**Task objective**
Where the string "спицами" occurs in the material below, report the whole line.

**Supplied material**
+ + + + + + +

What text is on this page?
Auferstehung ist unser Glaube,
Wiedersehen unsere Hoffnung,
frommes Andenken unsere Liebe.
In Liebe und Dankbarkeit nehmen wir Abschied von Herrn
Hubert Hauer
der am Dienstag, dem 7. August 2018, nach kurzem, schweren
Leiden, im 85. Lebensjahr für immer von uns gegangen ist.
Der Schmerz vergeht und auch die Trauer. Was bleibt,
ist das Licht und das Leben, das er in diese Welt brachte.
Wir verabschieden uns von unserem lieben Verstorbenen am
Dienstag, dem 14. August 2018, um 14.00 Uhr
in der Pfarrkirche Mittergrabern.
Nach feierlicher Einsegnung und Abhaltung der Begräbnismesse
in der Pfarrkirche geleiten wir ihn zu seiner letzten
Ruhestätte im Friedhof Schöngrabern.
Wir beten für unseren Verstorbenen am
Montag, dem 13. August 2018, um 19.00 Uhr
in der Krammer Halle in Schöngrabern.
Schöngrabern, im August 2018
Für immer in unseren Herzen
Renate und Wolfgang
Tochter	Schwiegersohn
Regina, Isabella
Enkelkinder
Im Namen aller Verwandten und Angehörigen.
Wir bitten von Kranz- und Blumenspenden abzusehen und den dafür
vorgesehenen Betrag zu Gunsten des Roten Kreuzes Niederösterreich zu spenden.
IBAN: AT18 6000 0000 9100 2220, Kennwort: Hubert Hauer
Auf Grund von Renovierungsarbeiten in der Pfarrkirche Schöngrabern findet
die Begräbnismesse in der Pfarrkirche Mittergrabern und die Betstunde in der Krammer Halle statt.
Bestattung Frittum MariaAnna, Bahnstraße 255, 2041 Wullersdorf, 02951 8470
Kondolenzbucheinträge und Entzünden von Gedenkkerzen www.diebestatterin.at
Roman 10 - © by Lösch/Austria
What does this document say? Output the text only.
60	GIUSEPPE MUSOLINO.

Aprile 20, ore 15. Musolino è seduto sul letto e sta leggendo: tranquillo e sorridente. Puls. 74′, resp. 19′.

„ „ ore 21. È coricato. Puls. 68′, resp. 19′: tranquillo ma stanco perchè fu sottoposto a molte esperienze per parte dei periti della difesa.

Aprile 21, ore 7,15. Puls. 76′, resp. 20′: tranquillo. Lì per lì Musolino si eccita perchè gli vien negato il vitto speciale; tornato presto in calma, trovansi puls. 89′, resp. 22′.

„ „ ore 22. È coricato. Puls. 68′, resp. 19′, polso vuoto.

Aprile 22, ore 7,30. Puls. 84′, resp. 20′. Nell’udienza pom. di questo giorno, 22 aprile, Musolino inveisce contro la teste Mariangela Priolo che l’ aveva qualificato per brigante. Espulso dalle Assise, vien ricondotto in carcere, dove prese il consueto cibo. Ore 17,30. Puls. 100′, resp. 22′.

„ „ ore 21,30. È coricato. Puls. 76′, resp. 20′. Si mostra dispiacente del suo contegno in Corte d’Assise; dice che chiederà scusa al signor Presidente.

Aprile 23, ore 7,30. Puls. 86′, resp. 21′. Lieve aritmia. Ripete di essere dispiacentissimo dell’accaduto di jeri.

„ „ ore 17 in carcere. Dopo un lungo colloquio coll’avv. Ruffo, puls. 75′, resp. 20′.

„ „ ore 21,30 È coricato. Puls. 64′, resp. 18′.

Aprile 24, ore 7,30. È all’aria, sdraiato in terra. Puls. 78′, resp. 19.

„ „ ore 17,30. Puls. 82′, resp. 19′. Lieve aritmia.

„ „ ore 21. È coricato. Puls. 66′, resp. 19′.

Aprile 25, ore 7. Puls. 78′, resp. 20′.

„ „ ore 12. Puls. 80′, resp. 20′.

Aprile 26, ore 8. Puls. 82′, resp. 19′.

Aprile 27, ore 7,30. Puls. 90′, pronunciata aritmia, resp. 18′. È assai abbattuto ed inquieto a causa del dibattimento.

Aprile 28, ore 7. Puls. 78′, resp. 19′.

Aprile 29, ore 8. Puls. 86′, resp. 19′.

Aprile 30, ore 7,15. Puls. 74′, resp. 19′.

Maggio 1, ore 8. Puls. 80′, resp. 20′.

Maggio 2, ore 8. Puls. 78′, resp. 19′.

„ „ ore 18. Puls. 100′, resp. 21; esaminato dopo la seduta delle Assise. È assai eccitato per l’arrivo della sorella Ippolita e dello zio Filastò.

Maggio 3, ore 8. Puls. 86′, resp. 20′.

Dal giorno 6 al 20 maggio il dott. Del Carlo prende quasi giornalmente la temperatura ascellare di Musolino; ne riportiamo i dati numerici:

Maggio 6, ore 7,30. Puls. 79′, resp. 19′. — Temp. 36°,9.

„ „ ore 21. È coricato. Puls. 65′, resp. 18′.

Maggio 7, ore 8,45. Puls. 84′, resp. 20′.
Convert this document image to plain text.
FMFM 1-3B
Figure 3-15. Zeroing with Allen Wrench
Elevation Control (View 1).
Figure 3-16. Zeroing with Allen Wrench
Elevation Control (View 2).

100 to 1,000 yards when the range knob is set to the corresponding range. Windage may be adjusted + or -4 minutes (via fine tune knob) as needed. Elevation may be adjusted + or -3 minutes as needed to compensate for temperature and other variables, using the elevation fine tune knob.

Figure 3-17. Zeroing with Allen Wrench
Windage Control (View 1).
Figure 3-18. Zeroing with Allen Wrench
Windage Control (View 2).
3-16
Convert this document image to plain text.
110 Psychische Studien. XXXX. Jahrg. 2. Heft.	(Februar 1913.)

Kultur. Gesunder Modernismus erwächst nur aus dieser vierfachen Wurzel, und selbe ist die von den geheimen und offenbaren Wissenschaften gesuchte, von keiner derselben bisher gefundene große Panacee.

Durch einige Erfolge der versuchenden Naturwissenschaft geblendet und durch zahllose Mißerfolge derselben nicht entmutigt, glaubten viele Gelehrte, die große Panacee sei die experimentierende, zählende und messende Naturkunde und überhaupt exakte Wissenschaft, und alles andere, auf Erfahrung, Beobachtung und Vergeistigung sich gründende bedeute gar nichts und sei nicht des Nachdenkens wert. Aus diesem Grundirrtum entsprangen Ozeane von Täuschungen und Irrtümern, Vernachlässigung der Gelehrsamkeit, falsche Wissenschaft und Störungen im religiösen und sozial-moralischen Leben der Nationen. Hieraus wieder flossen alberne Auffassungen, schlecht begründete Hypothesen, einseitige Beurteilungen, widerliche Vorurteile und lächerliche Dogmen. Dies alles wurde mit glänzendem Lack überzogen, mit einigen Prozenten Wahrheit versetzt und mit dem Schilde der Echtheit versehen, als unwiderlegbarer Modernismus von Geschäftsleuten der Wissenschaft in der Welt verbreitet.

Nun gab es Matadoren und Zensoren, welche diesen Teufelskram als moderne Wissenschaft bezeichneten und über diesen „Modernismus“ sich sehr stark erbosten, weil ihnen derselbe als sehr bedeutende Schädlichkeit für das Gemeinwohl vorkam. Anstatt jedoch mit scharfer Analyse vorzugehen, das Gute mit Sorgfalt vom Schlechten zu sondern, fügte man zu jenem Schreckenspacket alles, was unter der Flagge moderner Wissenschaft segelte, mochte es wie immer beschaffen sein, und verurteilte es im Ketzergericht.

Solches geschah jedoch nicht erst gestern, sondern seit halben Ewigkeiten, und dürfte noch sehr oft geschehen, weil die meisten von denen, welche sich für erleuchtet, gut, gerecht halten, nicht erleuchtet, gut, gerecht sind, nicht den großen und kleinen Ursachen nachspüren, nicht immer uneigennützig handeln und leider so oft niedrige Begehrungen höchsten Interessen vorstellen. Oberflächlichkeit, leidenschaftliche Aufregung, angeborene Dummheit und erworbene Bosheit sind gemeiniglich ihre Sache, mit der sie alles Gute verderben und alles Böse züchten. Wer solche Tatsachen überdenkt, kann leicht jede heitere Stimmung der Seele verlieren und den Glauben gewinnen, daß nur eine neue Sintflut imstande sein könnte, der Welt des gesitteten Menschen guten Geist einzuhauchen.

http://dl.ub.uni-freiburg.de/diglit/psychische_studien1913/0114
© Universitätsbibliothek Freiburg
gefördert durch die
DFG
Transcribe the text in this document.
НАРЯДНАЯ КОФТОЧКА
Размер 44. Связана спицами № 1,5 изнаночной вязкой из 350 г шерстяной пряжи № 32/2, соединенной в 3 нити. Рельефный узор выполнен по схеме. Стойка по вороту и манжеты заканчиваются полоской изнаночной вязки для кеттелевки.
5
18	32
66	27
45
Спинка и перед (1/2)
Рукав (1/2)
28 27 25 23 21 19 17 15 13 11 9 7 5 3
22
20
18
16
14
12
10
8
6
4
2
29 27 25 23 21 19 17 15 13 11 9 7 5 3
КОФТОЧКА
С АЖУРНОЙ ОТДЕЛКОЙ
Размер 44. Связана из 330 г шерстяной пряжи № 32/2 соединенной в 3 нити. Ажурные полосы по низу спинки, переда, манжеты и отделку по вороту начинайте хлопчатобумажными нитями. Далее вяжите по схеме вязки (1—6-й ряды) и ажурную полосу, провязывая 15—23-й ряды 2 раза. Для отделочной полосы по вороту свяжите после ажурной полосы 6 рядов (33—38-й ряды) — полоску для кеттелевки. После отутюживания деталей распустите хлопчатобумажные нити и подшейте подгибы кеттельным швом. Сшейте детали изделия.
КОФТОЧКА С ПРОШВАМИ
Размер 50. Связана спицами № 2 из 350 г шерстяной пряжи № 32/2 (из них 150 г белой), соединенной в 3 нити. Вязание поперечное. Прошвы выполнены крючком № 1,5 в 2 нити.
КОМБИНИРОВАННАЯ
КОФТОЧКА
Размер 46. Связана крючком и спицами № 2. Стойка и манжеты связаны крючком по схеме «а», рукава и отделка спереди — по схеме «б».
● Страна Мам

+ + + + + + +

**Response to this task**
Размер 44. Связана спицами № 1,5 изнаночной вязкой из 350 г шерстяной пряжи № 32/2, соединенной в 3 нити. Рельефный узор выполнен по схеме. Стойка по вороту и манжеты заканчиваются полоской изнаночной вязки для кеттелевки.
Размер 50. Связана спицами № 2 из 350 г шерстяной пряжи № 32/2 (из них 150 г белой), соединенной в 3 нити. Вязание поперечное. Прошвы выполнены крючком № 1,5 в 2 нити.
Размер 46. Связана крючком и спицами № 2. Стойка и манжеты связаны крючком по схеме «а», рукава и отделка спереди — по схеме «б».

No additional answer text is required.